Entries with figure data:
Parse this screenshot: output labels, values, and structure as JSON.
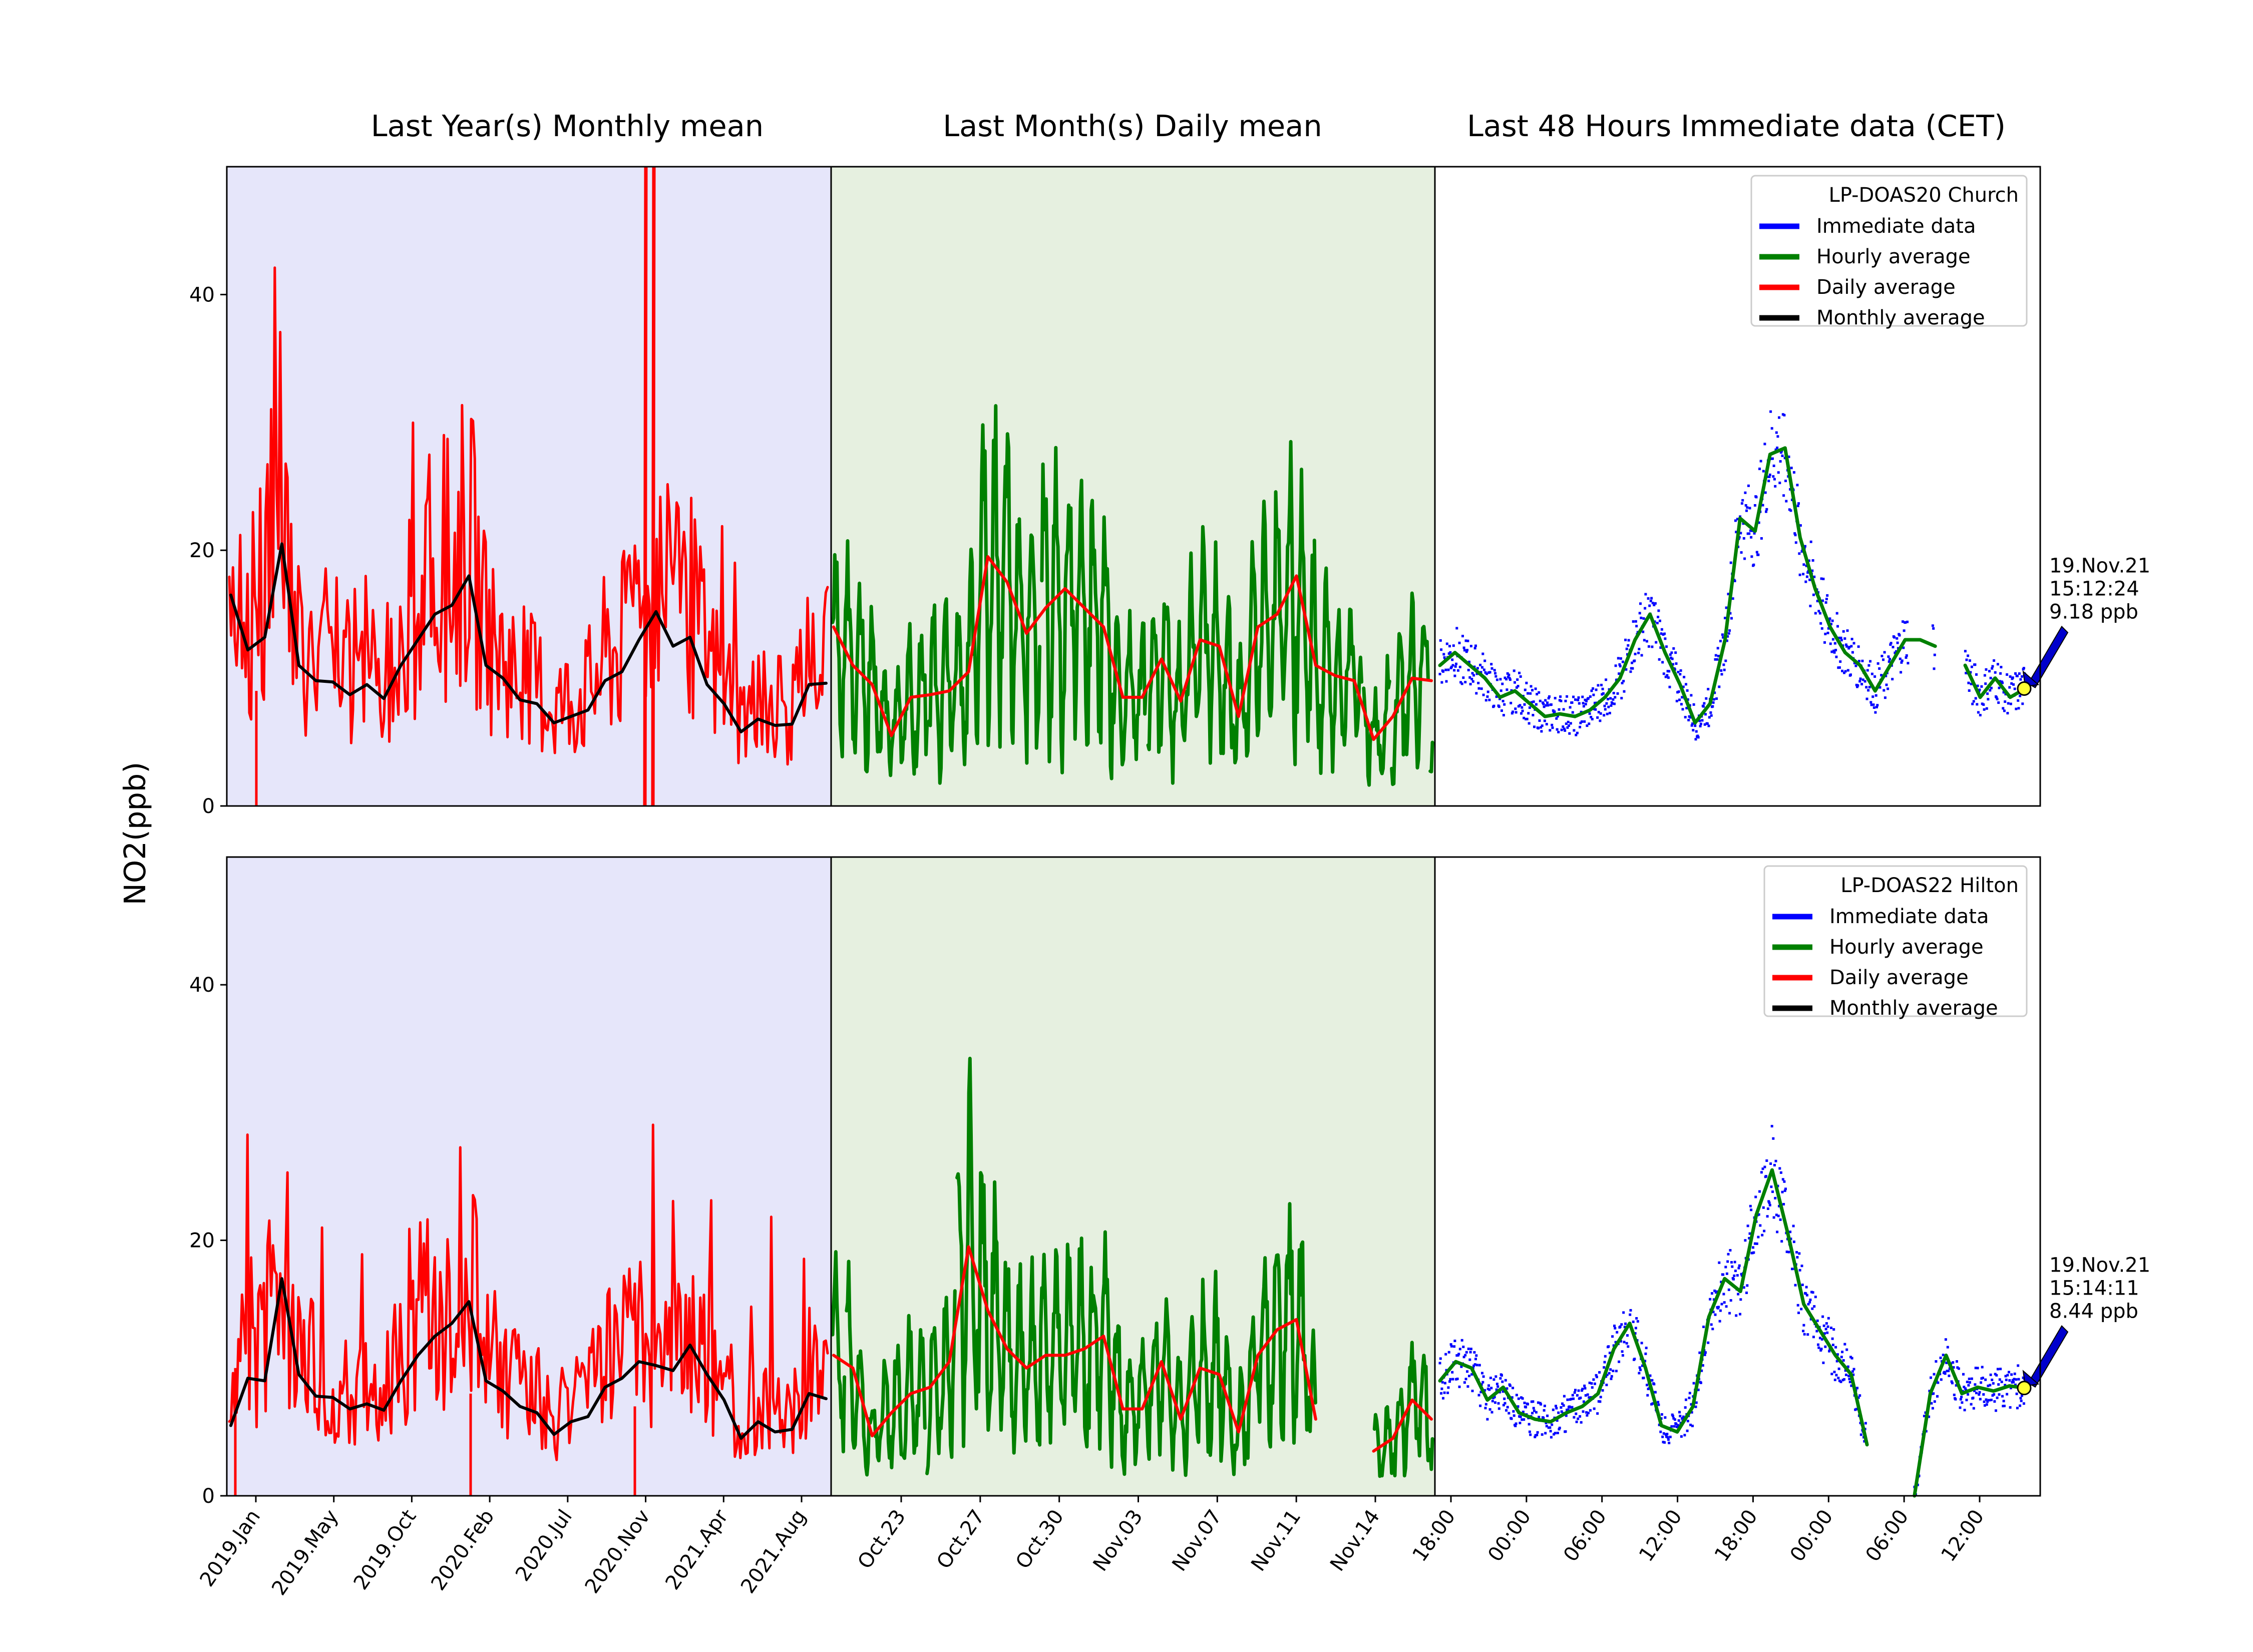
{
  "titles": {
    "monthly": "Last Year(s) Monthly mean",
    "daily": "Last Month(s) Daily mean",
    "immediate": "Last 48 Hours Immediate data (CET)"
  },
  "ylabel": "NO2(ppb)",
  "colors": {
    "immediate": "#0000ff",
    "hourly": "#008000",
    "daily": "#ff0000",
    "monthly": "#000000",
    "bg_monthly": "#e6e6fa",
    "bg_daily": "#e6f0e0",
    "marker": "#ffff33",
    "arrow": "#0000cc"
  },
  "x_ticks": {
    "monthly": [
      "2019.Jan",
      "2019.May",
      "2019.Oct",
      "2020.Feb",
      "2020.Jul",
      "2020.Nov",
      "2021.Apr",
      "2021.Aug"
    ],
    "daily": [
      "Oct.23",
      "Oct.27",
      "Oct.30",
      "Nov.03",
      "Nov.07",
      "Nov.11",
      "Nov.14"
    ],
    "immediate": [
      "18:00",
      "00:00",
      "06:00",
      "12:00",
      "18:00",
      "00:00",
      "06:00",
      "12:00"
    ]
  },
  "legend_entries": [
    "Immediate data",
    "Hourly average",
    "Daily average",
    "Monthly average"
  ],
  "chart_data": [
    {
      "type": "line",
      "station": "LP-DOAS20 Church",
      "ylim": [
        0,
        50
      ],
      "yticks": [
        0,
        20,
        40
      ],
      "grid": false,
      "legend_position": "top-right",
      "monthly_avg": [
        16.5,
        12.2,
        13.2,
        20.5,
        11.0,
        9.8,
        9.7,
        8.7,
        9.5,
        8.4,
        11.0,
        13.0,
        15.0,
        15.7,
        18.0,
        11.0,
        10.0,
        8.3,
        8.0,
        6.5,
        7.0,
        7.5,
        9.8,
        10.5,
        13.0,
        15.2,
        12.5,
        13.2,
        9.5,
        8.0,
        5.8,
        6.8,
        6.3,
        6.4,
        9.5,
        9.6
      ],
      "daily_avg": [
        14.0,
        11.0,
        9.5,
        5.5,
        8.5,
        8.7,
        9.0,
        10.5,
        19.5,
        17.5,
        13.5,
        15.5,
        17.0,
        15.5,
        14.0,
        8.5,
        8.5,
        11.5,
        8.2,
        13.0,
        12.5,
        7.0,
        14.0,
        15.0,
        18.0,
        11.0,
        10.2,
        9.8,
        5.2,
        7.0,
        10.0,
        9.8
      ],
      "hourly_48h": [
        11.0,
        12.0,
        11.0,
        10.0,
        8.5,
        9.0,
        8.0,
        7.0,
        7.2,
        7.0,
        7.5,
        8.5,
        10.0,
        13.0,
        15.0,
        12.0,
        9.5,
        6.5,
        8.0,
        13.0,
        22.5,
        21.5,
        27.5,
        28.0,
        21.0,
        17.0,
        14.0,
        12.0,
        11.0,
        9.0,
        11.0,
        13.0,
        13.0,
        12.5,
        null,
        11.0,
        8.5,
        10.0,
        8.5,
        9.18
      ],
      "latest_reading": {
        "date": "19.Nov.21",
        "time": "15:12:24",
        "value_label": "9.18 ppb",
        "value": 9.18
      }
    },
    {
      "type": "line",
      "station": "LP-DOAS22 Hilton",
      "ylim": [
        0,
        50
      ],
      "yticks": [
        0,
        20,
        40
      ],
      "grid": false,
      "legend_position": "top-right",
      "monthly_avg": [
        5.5,
        9.2,
        9.0,
        17.0,
        9.5,
        7.8,
        7.7,
        6.8,
        7.2,
        6.7,
        9.0,
        11.0,
        12.5,
        13.5,
        15.2,
        9.0,
        8.2,
        7.0,
        6.5,
        4.8,
        5.8,
        6.2,
        8.5,
        9.2,
        10.5,
        10.2,
        9.8,
        11.8,
        9.5,
        7.5,
        4.5,
        5.8,
        5.0,
        5.2,
        8.0,
        7.6
      ],
      "daily_avg": [
        11.0,
        10.0,
        4.7,
        6.5,
        8.0,
        8.5,
        10.5,
        19.5,
        14.5,
        11.5,
        10.0,
        11.0,
        11.0,
        11.5,
        12.5,
        6.8,
        6.8,
        10.5,
        6.0,
        10.0,
        9.5,
        5.0,
        11.0,
        13.0,
        13.8,
        6.0,
        null,
        null,
        3.5,
        4.5,
        7.5,
        6.0
      ],
      "hourly_48h": [
        9.0,
        10.5,
        10.0,
        7.5,
        8.5,
        6.5,
        6.0,
        5.8,
        6.5,
        7.0,
        8.0,
        11.5,
        13.5,
        10.0,
        5.5,
        5.0,
        7.0,
        14.0,
        17.0,
        16.0,
        22.0,
        25.5,
        20.5,
        15.0,
        13.0,
        11.0,
        9.5,
        4.0,
        null,
        null,
        0.0,
        8.0,
        11.0,
        8.0,
        8.5,
        8.2,
        8.6,
        8.44
      ],
      "latest_reading": {
        "date": "19.Nov.21",
        "time": "15:14:11",
        "value_label": "8.44 ppb",
        "value": 8.44
      }
    }
  ]
}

Instructions to follow. Transcribe every record above exactly, leaving out the pictures.

Task response.
Parse this screenshot: output labels, values, and structure as JSON.
{
  "titles": {
    "monthly": "Last Year(s) Monthly mean",
    "daily": "Last Month(s) Daily mean",
    "immediate": "Last 48 Hours Immediate data (CET)"
  },
  "ylabel": "NO2(ppb)",
  "colors": {
    "immediate": "#0000ff",
    "hourly": "#008000",
    "daily": "#ff0000",
    "monthly": "#000000",
    "bg_monthly": "#e6e6fa",
    "bg_daily": "#e6f0e0",
    "marker": "#ffff33",
    "arrow": "#0000cc"
  },
  "x_ticks": {
    "monthly": [
      "2019.Jan",
      "2019.May",
      "2019.Oct",
      "2020.Feb",
      "2020.Jul",
      "2020.Nov",
      "2021.Apr",
      "2021.Aug"
    ],
    "daily": [
      "Oct.23",
      "Oct.27",
      "Oct.30",
      "Nov.03",
      "Nov.07",
      "Nov.11",
      "Nov.14"
    ],
    "immediate": [
      "18:00",
      "00:00",
      "06:00",
      "12:00",
      "18:00",
      "00:00",
      "06:00",
      "12:00"
    ]
  },
  "legend_entries": [
    "Immediate data",
    "Hourly average",
    "Daily average",
    "Monthly average"
  ],
  "chart_data": [
    {
      "type": "line",
      "station": "LP-DOAS20 Church",
      "ylim": [
        0,
        50
      ],
      "yticks": [
        0,
        20,
        40
      ],
      "grid": false,
      "legend_position": "top-right",
      "monthly_avg": [
        16.5,
        12.2,
        13.2,
        20.5,
        11.0,
        9.8,
        9.7,
        8.7,
        9.5,
        8.4,
        11.0,
        13.0,
        15.0,
        15.7,
        18.0,
        11.0,
        10.0,
        8.3,
        8.0,
        6.5,
        7.0,
        7.5,
        9.8,
        10.5,
        13.0,
        15.2,
        12.5,
        13.2,
        9.5,
        8.0,
        5.8,
        6.8,
        6.3,
        6.4,
        9.5,
        9.6
      ],
      "daily_avg": [
        14.0,
        11.0,
        9.5,
        5.5,
        8.5,
        8.7,
        9.0,
        10.5,
        19.5,
        17.5,
        13.5,
        15.5,
        17.0,
        15.5,
        14.0,
        8.5,
        8.5,
        11.5,
        8.2,
        13.0,
        12.5,
        7.0,
        14.0,
        15.0,
        18.0,
        11.0,
        10.2,
        9.8,
        5.2,
        7.0,
        10.0,
        9.8
      ],
      "hourly_48h": [
        11.0,
        12.0,
        11.0,
        10.0,
        8.5,
        9.0,
        8.0,
        7.0,
        7.2,
        7.0,
        7.5,
        8.5,
        10.0,
        13.0,
        15.0,
        12.0,
        9.5,
        6.5,
        8.0,
        13.0,
        22.5,
        21.5,
        27.5,
        28.0,
        21.0,
        17.0,
        14.0,
        12.0,
        11.0,
        9.0,
        11.0,
        13.0,
        13.0,
        12.5,
        null,
        11.0,
        8.5,
        10.0,
        8.5,
        9.18
      ],
      "latest_reading": {
        "date": "19.Nov.21",
        "time": "15:12:24",
        "value_label": "9.18 ppb",
        "value": 9.18
      }
    },
    {
      "type": "line",
      "station": "LP-DOAS22 Hilton",
      "ylim": [
        0,
        50
      ],
      "yticks": [
        0,
        20,
        40
      ],
      "grid": false,
      "legend_position": "top-right",
      "monthly_avg": [
        5.5,
        9.2,
        9.0,
        17.0,
        9.5,
        7.8,
        7.7,
        6.8,
        7.2,
        6.7,
        9.0,
        11.0,
        12.5,
        13.5,
        15.2,
        9.0,
        8.2,
        7.0,
        6.5,
        4.8,
        5.8,
        6.2,
        8.5,
        9.2,
        10.5,
        10.2,
        9.8,
        11.8,
        9.5,
        7.5,
        4.5,
        5.8,
        5.0,
        5.2,
        8.0,
        7.6
      ],
      "daily_avg": [
        11.0,
        10.0,
        4.7,
        6.5,
        8.0,
        8.5,
        10.5,
        19.5,
        14.5,
        11.5,
        10.0,
        11.0,
        11.0,
        11.5,
        12.5,
        6.8,
        6.8,
        10.5,
        6.0,
        10.0,
        9.5,
        5.0,
        11.0,
        13.0,
        13.8,
        6.0,
        null,
        null,
        3.5,
        4.5,
        7.5,
        6.0
      ],
      "hourly_48h": [
        9.0,
        10.5,
        10.0,
        7.5,
        8.5,
        6.5,
        6.0,
        5.8,
        6.5,
        7.0,
        8.0,
        11.5,
        13.5,
        10.0,
        5.5,
        5.0,
        7.0,
        14.0,
        17.0,
        16.0,
        22.0,
        25.5,
        20.5,
        15.0,
        13.0,
        11.0,
        9.5,
        4.0,
        null,
        null,
        0.0,
        8.0,
        11.0,
        8.0,
        8.5,
        8.2,
        8.6,
        8.44
      ],
      "latest_reading": {
        "date": "19.Nov.21",
        "time": "15:14:11",
        "value_label": "8.44 ppb",
        "value": 8.44
      }
    }
  ]
}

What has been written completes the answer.